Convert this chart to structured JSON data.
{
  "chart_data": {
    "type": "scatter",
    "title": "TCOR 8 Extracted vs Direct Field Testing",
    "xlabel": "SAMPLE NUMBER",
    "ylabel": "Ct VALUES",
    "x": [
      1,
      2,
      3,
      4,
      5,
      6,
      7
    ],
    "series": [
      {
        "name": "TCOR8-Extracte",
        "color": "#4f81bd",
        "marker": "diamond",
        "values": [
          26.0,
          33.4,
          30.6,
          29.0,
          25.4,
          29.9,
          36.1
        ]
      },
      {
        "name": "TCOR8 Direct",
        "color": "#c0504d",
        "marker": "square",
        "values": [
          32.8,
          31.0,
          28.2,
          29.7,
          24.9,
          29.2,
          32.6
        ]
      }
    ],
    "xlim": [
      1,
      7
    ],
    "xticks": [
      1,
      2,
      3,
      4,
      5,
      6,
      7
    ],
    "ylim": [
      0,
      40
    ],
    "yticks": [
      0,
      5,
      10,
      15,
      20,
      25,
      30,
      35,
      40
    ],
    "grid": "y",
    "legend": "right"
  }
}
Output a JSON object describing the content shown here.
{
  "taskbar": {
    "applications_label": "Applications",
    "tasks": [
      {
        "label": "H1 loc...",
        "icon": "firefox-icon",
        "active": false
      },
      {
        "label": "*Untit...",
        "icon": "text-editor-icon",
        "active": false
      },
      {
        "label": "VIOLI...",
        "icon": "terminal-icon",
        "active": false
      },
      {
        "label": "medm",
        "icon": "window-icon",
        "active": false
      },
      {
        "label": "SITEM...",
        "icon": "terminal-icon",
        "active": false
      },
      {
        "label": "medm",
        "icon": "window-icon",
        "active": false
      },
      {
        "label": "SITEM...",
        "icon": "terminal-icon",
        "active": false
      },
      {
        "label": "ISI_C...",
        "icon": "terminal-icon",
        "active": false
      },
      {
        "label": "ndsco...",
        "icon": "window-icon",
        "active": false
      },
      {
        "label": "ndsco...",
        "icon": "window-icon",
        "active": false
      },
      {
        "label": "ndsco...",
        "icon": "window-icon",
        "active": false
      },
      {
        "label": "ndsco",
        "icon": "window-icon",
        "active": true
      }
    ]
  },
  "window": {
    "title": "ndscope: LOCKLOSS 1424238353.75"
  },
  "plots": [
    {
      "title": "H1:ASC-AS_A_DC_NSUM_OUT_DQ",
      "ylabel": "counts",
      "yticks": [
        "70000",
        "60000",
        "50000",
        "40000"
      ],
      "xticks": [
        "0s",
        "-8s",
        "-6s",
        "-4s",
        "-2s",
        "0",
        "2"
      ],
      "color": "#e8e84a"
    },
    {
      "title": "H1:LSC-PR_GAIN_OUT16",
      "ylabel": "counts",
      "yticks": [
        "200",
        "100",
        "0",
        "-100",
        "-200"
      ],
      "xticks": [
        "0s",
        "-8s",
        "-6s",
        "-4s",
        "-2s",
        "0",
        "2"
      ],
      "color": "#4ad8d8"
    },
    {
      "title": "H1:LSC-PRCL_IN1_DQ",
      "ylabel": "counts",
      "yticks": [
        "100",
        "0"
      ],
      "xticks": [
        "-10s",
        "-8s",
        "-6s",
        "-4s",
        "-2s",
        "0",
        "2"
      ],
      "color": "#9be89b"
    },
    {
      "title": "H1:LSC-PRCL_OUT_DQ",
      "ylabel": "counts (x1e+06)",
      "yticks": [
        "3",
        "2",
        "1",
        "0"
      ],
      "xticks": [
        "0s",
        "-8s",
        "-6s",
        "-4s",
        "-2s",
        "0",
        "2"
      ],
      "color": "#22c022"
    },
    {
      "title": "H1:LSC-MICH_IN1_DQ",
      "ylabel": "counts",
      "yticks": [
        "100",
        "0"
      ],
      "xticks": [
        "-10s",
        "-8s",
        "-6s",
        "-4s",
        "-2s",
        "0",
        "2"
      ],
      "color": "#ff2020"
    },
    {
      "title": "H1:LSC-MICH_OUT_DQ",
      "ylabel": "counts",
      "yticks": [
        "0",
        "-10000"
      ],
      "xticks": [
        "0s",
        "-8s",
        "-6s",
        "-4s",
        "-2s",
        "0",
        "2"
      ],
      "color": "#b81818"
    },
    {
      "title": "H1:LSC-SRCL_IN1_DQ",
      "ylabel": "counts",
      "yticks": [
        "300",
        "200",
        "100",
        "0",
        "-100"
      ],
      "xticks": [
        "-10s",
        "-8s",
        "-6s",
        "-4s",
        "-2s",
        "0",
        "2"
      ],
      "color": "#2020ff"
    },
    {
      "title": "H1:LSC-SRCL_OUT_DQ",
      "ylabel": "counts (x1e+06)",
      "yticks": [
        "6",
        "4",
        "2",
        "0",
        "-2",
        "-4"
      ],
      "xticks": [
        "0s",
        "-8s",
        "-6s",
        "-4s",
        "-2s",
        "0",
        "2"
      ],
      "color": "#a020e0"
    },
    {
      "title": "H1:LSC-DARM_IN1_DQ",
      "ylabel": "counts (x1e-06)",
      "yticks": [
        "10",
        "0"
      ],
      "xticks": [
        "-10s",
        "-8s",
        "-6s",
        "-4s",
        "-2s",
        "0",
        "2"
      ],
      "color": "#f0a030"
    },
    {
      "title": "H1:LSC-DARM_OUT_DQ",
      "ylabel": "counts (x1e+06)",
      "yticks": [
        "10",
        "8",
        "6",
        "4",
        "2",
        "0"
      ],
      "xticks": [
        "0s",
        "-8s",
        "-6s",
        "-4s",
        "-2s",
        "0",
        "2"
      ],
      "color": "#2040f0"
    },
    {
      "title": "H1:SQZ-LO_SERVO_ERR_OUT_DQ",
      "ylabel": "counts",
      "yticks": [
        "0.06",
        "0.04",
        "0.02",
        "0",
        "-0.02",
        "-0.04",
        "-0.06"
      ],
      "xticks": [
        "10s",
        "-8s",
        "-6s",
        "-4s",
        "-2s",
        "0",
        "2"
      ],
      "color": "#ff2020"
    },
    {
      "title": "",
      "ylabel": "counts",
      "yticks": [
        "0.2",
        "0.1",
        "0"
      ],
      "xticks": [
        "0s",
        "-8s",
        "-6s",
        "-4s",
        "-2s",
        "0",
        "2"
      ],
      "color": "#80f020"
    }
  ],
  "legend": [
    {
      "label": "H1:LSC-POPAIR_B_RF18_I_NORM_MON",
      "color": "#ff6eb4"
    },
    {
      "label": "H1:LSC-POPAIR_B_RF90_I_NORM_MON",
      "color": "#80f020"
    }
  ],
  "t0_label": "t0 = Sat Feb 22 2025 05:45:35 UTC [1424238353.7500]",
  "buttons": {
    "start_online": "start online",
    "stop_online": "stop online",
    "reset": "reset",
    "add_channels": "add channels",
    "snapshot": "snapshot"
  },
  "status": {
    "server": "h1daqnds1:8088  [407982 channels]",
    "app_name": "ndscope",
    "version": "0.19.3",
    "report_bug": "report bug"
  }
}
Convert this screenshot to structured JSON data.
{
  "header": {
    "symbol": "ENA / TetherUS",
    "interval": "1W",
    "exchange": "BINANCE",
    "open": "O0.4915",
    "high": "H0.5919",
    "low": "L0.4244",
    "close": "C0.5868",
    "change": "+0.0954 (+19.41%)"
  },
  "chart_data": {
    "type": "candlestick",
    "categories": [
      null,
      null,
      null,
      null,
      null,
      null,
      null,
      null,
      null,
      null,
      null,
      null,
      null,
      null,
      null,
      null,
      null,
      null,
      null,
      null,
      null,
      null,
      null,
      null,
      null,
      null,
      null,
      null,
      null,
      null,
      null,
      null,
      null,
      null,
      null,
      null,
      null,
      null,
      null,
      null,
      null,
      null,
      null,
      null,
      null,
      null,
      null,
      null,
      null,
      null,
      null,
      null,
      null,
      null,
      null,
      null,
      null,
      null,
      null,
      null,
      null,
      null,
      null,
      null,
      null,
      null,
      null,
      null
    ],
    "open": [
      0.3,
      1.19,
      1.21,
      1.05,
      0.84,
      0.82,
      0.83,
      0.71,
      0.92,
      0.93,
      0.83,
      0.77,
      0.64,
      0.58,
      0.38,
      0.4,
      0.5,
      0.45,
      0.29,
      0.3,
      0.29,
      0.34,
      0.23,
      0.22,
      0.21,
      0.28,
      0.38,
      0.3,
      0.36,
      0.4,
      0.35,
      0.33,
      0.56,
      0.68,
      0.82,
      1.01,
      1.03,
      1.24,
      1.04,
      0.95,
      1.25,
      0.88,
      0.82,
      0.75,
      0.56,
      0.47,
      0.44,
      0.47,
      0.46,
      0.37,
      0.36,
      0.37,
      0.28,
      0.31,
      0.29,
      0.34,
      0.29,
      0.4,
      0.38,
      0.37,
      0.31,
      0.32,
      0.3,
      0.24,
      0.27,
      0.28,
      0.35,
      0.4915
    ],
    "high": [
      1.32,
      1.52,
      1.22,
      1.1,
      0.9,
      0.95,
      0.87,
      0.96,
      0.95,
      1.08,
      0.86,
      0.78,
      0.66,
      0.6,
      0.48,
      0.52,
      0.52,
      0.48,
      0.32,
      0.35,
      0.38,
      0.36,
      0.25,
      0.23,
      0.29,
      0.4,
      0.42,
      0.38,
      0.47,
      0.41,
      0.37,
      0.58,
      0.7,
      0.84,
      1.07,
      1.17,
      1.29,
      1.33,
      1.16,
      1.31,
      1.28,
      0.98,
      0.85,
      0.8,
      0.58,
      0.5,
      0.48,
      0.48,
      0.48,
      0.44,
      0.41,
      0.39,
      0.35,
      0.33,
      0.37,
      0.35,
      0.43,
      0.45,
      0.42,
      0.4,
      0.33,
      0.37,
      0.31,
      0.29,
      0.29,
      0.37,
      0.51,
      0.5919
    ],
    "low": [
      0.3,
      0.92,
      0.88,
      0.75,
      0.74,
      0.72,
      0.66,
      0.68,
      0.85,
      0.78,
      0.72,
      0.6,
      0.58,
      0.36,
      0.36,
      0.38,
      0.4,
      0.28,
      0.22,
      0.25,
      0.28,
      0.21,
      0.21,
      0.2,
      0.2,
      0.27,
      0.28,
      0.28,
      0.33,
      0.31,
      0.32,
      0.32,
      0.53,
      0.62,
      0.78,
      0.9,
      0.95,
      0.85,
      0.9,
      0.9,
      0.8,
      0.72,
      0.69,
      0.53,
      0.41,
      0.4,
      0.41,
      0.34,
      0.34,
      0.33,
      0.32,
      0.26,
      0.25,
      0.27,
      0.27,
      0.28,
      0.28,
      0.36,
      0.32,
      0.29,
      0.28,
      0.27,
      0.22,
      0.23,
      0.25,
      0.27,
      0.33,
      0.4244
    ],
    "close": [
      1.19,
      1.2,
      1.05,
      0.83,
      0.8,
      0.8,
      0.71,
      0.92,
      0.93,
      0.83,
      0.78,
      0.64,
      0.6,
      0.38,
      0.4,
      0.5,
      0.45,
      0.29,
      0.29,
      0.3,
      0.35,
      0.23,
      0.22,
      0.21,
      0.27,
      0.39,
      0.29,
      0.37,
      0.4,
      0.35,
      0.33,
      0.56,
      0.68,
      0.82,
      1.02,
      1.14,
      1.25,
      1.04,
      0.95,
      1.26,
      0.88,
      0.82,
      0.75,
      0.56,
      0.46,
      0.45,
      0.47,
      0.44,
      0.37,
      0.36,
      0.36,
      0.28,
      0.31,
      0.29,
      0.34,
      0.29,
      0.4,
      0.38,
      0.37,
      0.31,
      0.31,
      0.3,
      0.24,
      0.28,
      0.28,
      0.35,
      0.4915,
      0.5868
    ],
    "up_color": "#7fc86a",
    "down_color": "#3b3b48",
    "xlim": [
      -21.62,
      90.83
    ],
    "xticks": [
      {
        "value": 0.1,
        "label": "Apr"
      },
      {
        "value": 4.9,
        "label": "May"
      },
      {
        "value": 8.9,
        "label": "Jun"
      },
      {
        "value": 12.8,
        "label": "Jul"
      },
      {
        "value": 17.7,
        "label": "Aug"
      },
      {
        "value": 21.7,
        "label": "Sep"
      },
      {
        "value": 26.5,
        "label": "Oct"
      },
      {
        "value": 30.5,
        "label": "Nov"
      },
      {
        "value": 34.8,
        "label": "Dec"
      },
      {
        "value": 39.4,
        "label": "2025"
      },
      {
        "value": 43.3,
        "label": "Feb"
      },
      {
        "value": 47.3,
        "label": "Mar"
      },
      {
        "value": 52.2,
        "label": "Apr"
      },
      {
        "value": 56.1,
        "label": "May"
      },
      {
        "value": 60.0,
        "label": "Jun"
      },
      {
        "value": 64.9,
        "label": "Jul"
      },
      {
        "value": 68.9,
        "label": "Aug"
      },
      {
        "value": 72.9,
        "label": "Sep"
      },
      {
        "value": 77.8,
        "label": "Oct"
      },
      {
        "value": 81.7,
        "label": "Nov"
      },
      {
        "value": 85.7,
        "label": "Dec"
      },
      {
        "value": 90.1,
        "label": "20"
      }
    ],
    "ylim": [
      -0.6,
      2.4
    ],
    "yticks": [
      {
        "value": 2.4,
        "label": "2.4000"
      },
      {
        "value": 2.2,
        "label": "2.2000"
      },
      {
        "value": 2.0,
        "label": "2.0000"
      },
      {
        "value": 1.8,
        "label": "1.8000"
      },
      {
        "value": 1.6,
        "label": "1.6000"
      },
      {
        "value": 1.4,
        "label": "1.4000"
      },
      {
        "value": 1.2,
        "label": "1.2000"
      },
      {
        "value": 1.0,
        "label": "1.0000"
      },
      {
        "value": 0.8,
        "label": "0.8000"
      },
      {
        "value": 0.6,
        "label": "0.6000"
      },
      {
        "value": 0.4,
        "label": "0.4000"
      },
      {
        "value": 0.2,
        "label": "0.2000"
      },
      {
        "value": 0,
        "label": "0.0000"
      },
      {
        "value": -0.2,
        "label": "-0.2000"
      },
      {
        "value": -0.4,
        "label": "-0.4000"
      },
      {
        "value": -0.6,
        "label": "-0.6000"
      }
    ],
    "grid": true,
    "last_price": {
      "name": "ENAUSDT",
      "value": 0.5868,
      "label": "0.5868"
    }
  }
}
☆ ☆ ☆ ☆
## Set task:
From the data, pick out every line that includes "ndscope".

## Task answer:
    "title": "ndscope: LOCKLOSS 1424238353.75"
    "app_name": "ndscope",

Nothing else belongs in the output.